→ **Work instructions**
Identify the lines that include the word "database", then copy all of them.

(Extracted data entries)
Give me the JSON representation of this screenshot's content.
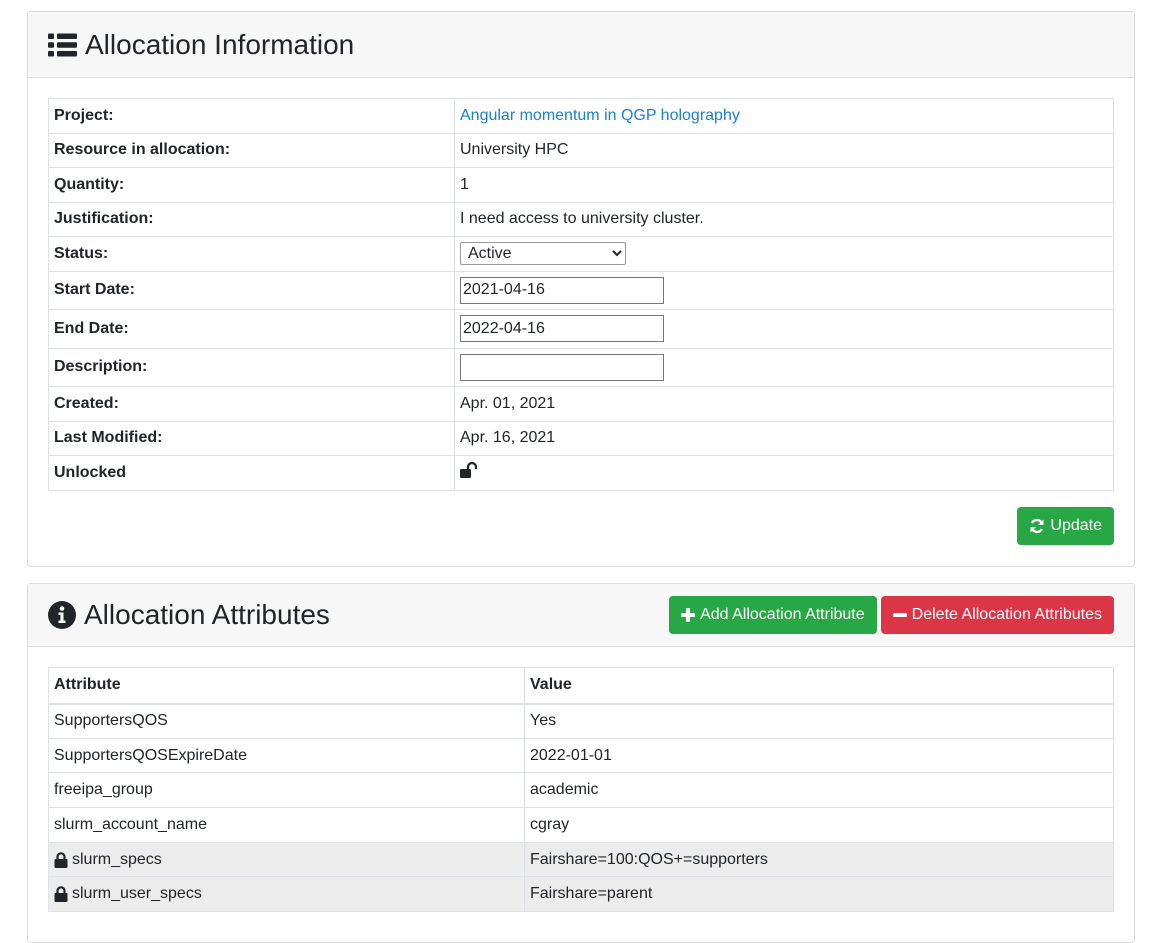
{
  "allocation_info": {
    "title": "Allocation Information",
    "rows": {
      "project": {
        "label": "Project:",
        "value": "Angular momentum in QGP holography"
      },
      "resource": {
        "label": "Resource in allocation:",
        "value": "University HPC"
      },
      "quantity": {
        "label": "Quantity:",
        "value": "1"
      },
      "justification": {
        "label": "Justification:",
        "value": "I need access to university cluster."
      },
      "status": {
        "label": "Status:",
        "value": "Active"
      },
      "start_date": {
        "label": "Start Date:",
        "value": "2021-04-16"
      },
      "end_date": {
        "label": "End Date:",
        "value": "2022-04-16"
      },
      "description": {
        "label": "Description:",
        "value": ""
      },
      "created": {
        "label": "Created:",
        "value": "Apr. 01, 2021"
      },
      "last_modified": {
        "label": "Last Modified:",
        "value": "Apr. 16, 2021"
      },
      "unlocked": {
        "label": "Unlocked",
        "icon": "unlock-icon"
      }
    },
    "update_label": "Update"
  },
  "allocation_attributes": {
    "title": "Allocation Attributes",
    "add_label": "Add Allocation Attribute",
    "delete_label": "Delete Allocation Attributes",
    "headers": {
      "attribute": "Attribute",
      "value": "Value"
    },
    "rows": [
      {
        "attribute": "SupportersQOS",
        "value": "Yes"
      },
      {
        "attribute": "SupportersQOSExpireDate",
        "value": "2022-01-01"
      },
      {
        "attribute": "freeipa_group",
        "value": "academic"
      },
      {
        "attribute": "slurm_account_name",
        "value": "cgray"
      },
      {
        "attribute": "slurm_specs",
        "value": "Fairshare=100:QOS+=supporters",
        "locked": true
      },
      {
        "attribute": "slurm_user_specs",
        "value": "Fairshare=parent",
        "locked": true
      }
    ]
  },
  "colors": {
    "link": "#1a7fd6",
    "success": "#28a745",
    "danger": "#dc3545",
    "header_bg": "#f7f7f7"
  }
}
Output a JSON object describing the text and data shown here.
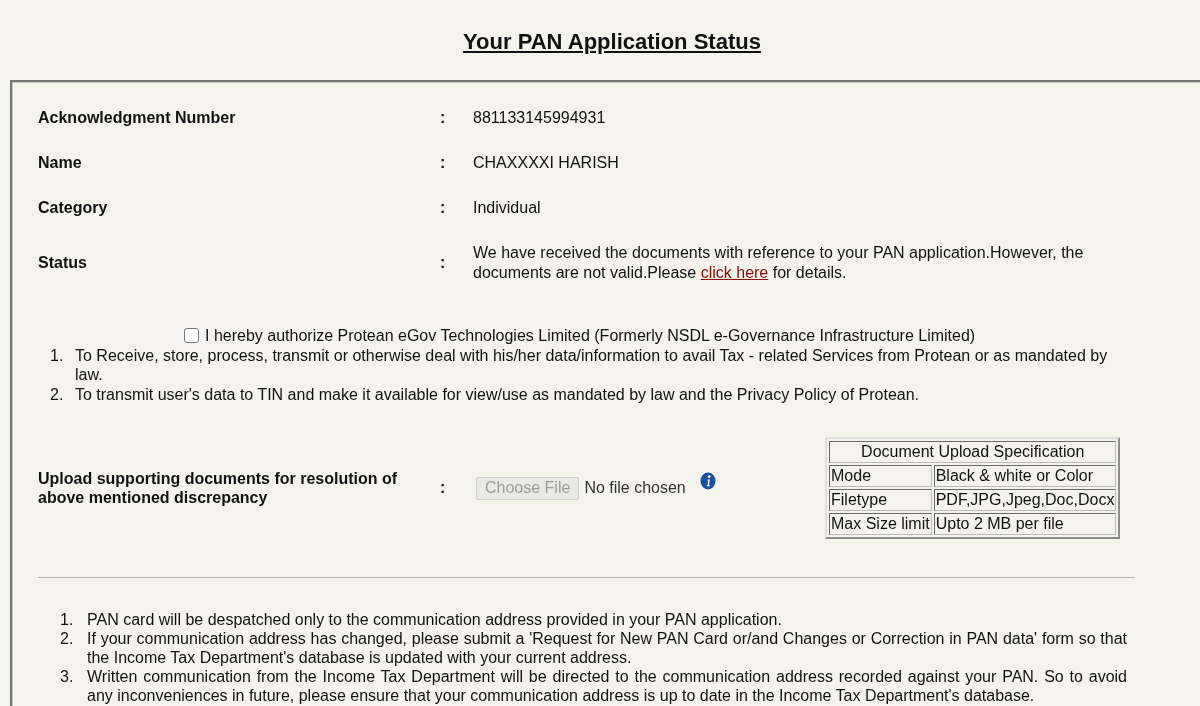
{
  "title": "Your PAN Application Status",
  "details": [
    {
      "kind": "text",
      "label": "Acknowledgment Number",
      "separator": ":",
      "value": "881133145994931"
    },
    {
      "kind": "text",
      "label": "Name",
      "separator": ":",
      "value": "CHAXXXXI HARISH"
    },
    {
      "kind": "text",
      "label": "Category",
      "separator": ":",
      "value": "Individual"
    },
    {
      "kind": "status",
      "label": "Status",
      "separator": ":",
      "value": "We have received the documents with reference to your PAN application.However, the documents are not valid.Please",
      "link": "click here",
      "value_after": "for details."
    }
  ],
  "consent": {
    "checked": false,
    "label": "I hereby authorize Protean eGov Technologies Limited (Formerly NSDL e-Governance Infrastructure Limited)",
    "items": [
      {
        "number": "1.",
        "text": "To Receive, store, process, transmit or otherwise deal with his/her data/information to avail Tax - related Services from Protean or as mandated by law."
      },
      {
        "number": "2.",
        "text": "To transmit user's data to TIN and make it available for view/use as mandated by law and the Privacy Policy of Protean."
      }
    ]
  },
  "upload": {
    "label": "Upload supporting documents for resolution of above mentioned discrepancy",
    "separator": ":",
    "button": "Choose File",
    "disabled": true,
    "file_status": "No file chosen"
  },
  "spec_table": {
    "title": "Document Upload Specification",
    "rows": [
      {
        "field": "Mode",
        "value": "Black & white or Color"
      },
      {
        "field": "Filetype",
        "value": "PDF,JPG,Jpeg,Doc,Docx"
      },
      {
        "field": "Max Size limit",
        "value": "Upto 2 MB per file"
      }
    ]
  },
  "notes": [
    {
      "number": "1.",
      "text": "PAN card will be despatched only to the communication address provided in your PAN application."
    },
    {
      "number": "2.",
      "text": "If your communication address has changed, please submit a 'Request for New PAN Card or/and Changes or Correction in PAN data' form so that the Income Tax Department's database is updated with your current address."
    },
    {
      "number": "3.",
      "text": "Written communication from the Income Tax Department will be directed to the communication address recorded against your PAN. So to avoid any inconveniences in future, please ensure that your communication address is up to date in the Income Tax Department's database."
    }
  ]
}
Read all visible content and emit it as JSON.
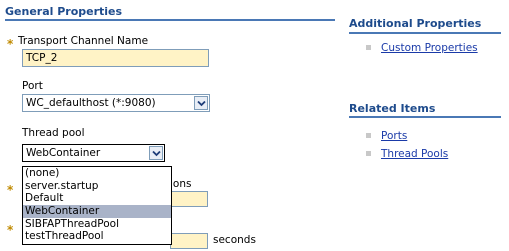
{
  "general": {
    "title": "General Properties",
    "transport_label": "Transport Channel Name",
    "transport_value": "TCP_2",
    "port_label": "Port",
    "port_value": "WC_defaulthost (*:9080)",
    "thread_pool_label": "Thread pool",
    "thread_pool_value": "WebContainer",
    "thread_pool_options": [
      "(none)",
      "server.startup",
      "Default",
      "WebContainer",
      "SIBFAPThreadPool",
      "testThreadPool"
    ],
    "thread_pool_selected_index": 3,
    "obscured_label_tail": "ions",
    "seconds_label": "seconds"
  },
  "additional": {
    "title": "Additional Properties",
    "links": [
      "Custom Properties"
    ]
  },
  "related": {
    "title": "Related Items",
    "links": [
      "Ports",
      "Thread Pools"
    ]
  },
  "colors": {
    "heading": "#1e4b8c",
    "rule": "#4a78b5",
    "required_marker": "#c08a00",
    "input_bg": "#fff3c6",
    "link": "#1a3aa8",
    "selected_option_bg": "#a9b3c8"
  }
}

→ **Exercise result**
      "text": "If your communication address has changed, please submit a 'Request for New PAN Card or/and Changes or Correction in PAN data' form so that the Income Tax Department's database is updated with your current address."
      "text": "Written communication from the Income Tax Department will be directed to the communication address recorded against your PAN. So to avoid any inconveniences in future, please ensure that your communication address is up to date in the Income Tax Department's database."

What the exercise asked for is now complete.